→ **What you should do**:
Every record must be written out once more, with nothing added or omitted.

→ **Stored records**:
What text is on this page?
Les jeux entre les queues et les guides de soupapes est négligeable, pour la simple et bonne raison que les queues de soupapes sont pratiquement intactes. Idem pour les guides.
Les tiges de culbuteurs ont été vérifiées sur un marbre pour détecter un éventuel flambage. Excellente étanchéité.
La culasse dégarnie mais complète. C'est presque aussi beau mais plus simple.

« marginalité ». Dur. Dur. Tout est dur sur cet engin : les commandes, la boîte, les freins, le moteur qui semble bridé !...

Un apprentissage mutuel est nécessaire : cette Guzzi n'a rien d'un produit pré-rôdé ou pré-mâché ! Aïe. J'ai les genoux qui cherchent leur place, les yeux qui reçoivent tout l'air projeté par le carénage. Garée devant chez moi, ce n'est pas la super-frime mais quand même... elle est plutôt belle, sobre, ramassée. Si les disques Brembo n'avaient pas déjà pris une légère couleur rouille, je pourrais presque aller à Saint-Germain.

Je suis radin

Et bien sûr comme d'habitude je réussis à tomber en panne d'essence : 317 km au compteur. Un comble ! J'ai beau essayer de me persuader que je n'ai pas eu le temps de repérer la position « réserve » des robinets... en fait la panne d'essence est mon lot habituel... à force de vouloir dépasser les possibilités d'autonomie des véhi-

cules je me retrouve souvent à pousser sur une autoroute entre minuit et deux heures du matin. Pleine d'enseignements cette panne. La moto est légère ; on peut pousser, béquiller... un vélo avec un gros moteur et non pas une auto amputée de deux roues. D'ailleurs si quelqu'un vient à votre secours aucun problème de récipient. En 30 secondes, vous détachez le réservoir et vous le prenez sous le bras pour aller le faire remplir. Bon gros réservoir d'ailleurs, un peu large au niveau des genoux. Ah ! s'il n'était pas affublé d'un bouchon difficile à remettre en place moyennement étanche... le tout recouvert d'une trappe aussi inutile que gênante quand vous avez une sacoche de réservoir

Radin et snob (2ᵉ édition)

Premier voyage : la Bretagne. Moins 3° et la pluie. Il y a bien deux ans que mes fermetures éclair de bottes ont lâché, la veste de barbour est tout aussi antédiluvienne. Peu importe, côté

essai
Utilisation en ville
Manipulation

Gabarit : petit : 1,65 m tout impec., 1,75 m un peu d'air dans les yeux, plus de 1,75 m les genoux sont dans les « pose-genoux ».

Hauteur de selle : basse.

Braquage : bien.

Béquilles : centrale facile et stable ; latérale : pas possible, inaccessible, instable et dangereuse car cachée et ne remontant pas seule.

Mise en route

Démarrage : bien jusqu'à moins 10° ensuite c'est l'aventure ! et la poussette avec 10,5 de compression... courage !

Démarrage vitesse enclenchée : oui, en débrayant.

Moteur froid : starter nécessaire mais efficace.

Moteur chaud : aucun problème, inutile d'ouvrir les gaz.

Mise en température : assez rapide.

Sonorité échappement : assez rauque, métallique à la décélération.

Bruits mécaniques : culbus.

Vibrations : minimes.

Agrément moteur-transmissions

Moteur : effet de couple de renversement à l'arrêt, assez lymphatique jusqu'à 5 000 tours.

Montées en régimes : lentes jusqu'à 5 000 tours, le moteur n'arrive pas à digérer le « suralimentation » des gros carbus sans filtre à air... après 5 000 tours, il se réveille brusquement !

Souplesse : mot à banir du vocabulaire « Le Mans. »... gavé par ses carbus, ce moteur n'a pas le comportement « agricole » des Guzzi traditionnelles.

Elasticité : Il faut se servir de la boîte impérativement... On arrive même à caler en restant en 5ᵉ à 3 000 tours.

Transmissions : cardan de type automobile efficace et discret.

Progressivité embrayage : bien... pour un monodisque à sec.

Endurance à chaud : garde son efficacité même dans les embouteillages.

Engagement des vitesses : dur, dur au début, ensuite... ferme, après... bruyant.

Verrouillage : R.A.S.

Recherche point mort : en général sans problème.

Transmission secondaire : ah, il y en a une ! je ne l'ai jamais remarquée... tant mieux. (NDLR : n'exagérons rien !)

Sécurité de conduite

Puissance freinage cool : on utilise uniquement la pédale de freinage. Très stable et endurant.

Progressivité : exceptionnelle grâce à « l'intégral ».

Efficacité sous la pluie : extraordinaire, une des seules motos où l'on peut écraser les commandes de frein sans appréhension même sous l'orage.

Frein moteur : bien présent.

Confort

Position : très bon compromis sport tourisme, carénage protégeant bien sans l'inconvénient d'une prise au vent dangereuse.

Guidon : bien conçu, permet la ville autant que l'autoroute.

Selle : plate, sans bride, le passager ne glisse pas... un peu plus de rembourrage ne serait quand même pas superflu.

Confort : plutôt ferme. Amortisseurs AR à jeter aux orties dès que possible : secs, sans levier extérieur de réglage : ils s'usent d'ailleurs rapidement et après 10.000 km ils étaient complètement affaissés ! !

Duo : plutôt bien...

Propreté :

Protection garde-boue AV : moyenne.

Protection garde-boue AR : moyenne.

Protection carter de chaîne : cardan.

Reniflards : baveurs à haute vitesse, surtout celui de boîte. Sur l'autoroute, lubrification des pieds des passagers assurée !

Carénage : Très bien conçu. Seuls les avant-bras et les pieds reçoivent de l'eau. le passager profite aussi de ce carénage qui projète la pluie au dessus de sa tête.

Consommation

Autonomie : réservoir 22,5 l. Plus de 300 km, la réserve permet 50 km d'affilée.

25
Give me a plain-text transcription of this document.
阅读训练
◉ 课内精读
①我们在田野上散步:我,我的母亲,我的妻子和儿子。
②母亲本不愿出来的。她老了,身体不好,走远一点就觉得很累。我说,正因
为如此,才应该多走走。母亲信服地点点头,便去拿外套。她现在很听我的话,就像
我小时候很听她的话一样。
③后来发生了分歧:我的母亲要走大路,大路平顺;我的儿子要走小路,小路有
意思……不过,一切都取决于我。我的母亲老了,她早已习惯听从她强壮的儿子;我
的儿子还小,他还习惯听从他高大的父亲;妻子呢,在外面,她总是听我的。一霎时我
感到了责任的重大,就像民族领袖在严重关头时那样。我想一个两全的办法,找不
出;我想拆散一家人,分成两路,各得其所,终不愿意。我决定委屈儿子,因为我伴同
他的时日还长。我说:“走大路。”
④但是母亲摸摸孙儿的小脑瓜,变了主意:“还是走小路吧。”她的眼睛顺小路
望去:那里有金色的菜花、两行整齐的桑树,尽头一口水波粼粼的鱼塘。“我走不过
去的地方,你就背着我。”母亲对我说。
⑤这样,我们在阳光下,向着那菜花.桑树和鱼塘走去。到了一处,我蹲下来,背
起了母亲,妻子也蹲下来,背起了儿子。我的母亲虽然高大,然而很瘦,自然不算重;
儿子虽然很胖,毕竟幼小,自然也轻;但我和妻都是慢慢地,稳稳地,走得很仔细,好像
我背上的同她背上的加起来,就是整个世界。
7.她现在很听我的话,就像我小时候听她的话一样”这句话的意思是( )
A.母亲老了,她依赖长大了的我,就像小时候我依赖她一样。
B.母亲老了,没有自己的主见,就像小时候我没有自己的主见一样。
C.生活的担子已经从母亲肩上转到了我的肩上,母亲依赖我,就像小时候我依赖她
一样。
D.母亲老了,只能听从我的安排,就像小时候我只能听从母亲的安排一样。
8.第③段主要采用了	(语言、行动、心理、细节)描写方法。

→ **Complete output**:
What text is on this page?
Les jeux entre les queues et les guides de soupapes est négligeable, pour la simple et bonne raison que les queues de soupapes sont pratiquement intactes. Idem pour les guides.
Les tiges de culbuteurs ont été vérifiées sur un marbre pour détecter un éventuel flambage. Excellente étanchéité.
La culasse dégarnie mais complète. C'est presque aussi beau mais plus simple.

« marginalité ». Dur. Dur. Tout est dur sur cet engin : les commandes, la boîte, les freins, le moteur qui semble bridé !...

Un apprentissage mutuel est nécessaire : cette Guzzi n'a rien d'un produit pré-rôdé ou pré-mâché ! Aïe. J'ai les genoux qui cherchent leur place, les yeux qui reçoivent tout l'air projeté par le carénage. Garée devant chez moi, ce n'est pas la super-frime mais quand même... elle est plutôt belle, sobre, ramassée. Si les disques Brembo n'avaient pas déjà pris une légère couleur rouille, je pourrais presque aller à Saint-Germain.

Je suis radin

Et bien sûr comme d'habitude je réussis à tomber en panne d'essence : 317 km au compteur. Un comble ! J'ai beau essayer de me persuader que je n'ai pas eu le temps de repérer la position « réserve » des robinets... en fait la panne d'essence est mon lot habituel... à force de vouloir dépasser les possibilités d'autonomie des véhi-

cules je me retrouve souvent à pousser sur une autoroute entre minuit et deux heures du matin. Pleine d'enseignements cette panne. La moto est légère ; on peut pousser, béquiller... un vélo avec un gros moteur et non pas une auto amputée de deux roues. D'ailleurs si quelqu'un vient à votre secours aucun problème de récipient. En 30 secondes, vous détachez le réservoir et vous le prenez sous le bras pour aller le faire remplir. Bon gros réservoir d'ailleurs, un peu large au niveau des genoux. Ah ! s'il n'était pas affublé d'un bouchon difficile à remettre en place moyennement étanche... le tout recouvert d'une trappe aussi inutile que gênante quand vous avez une sacoche de réservoir

Radin et snob (2ᵉ édition)

Premier voyage : la Bretagne. Moins 3° et la pluie. Il y a bien deux ans que mes fermetures éclair de bottes ont lâché, la veste de barbour est tout aussi antédiluvienne. Peu importe, côté

essai
Utilisation en ville
Manipulation

Gabarit : petit : 1,65 m tout impec., 1,75 m un peu d'air dans les yeux, plus de 1,75 m les genoux sont dans les « pose-genoux ».

Hauteur de selle : basse.

Braquage : bien.

Béquilles : centrale facile et stable ; latérale : pas possible, inaccessible, instable et dangereuse car cachée et ne remontant pas seule.

Mise en route

Démarrage : bien jusqu'à moins 10° ensuite c'est l'aventure ! et la poussette avec 10,5 de compression... courage !

Démarrage vitesse enclenchée : oui, en débrayant.

Moteur froid : starter nécessaire mais efficace.

Moteur chaud : aucun problème, inutile d'ouvrir les gaz.

Mise en température : assez rapide.

Sonorité échappement : assez rauque, métallique à la décélération.

Bruits mécaniques : culbus.

Vibrations : minimes.

Agrément moteur-transmissions

Moteur : effet de couple de renversement à l'arrêt, assez lymphatique jusqu'à 5 000 tours.

Montées en régimes : lentes jusqu'à 5 000 tours, le moteur n'arrive pas à digérer le « suralimentation » des gros carbus sans filtre à air... après 5 000 tours, il se réveille brusquement !

Souplesse : mot à banir du vocabulaire « Le Mans. »... gavé par ses carbus, ce moteur n'a pas le comportement « agricole » des Guzzi traditionnelles.

Elasticité : Il faut se servir de la boîte impérativement... On arrive même à caler en restant en 5ᵉ à 3 000 tours.

Transmissions : cardan de type automobile efficace et discret.

Progressivité embrayage : bien... pour un monodisque à sec.

Endurance à chaud : garde son efficacité même dans les embouteillages.

Engagement des vitesses : dur, dur au début, ensuite... ferme, après... bruyant.

Verrouillage : R.A.S.

Recherche point mort : en général sans problème.

Transmission secondaire : ah, il y en a une ! je ne l'ai jamais remarquée... tant mieux. (NDLR : n'exagérons rien !)

Sécurité de conduite

Puissance freinage cool : on utilise uniquement la pédale de freinage. Très stable et endurant.

Progressivité : exceptionnelle grâce à « l'intégral ».

Efficacité sous la pluie : extraordinaire, une des seules motos où l'on peut écraser les commandes de frein sans appréhension même sous l'orage.

Frein moteur : bien présent.

Confort

Position : très bon compromis sport tourisme, carénage protégeant bien sans l'inconvénient d'une prise au vent dangereuse.

Guidon : bien conçu, permet la ville autant que l'autoroute.

Selle : plate, sans bride, le passager ne glisse pas... un peu plus de rembourrage ne serait quand même pas superflu.

Confort : plutôt ferme. Amortisseurs AR à jeter aux orties dès que possible : secs, sans levier extérieur de réglage : ils s'usent d'ailleurs rapidement et après 10.000 km ils étaient complètement affaissés ! !

Duo : plutôt bien...

Propreté :

Protection garde-boue AV : moyenne.

Protection garde-boue AR : moyenne.

Protection carter de chaîne : cardan.

Reniflards : baveurs à haute vitesse, surtout celui de boîte. Sur l'autoroute, lubrification des pieds des passagers assurée !

Carénage : Très bien conçu. Seuls les avant-bras et les pieds reçoivent de l'eau. le passager profite aussi de ce carénage qui projète la pluie au dessus de sa tête.

Consommation

Autonomie : réservoir 22,5 l. Plus de 300 km, la réserve permet 50 km d'affilée.

25
Give me a plain-text transcription of this document.
阅读训练
◉ 课内精读
①我们在田野上散步:我,我的母亲,我的妻子和儿子。
②母亲本不愿出来的。她老了,身体不好,走远一点就觉得很累。我说,正因
为如此,才应该多走走。母亲信服地点点头,便去拿外套。她现在很听我的话,就像
我小时候很听她的话一样。
③后来发生了分歧:我的母亲要走大路,大路平顺;我的儿子要走小路,小路有
意思……不过,一切都取决于我。我的母亲老了,她早已习惯听从她强壮的儿子;我
的儿子还小,他还习惯听从他高大的父亲;妻子呢,在外面,她总是听我的。一霎时我
感到了责任的重大,就像民族领袖在严重关头时那样。我想一个两全的办法,找不
出;我想拆散一家人,分成两路,各得其所,终不愿意。我决定委屈儿子,因为我伴同
他的时日还长。我说:“走大路。”
④但是母亲摸摸孙儿的小脑瓜,变了主意:“还是走小路吧。”她的眼睛顺小路
望去:那里有金色的菜花、两行整齐的桑树,尽头一口水波粼粼的鱼塘。“我走不过
去的地方,你就背着我。”母亲对我说。
⑤这样,我们在阳光下,向着那菜花.桑树和鱼塘走去。到了一处,我蹲下来,背
起了母亲,妻子也蹲下来,背起了儿子。我的母亲虽然高大,然而很瘦,自然不算重;
儿子虽然很胖,毕竟幼小,自然也轻;但我和妻都是慢慢地,稳稳地,走得很仔细,好像
我背上的同她背上的加起来,就是整个世界。
7.她现在很听我的话,就像我小时候听她的话一样”这句话的意思是( )
A.母亲老了,她依赖长大了的我,就像小时候我依赖她一样。
B.母亲老了,没有自己的主见,就像小时候我没有自己的主见一样。
C.生活的担子已经从母亲肩上转到了我的肩上,母亲依赖我,就像小时候我依赖她
一样。
D.母亲老了,只能听从我的安排,就像小时候我只能听从母亲的安排一样。
8.第③段主要采用了	(语言、行动、心理、细节)描写方法。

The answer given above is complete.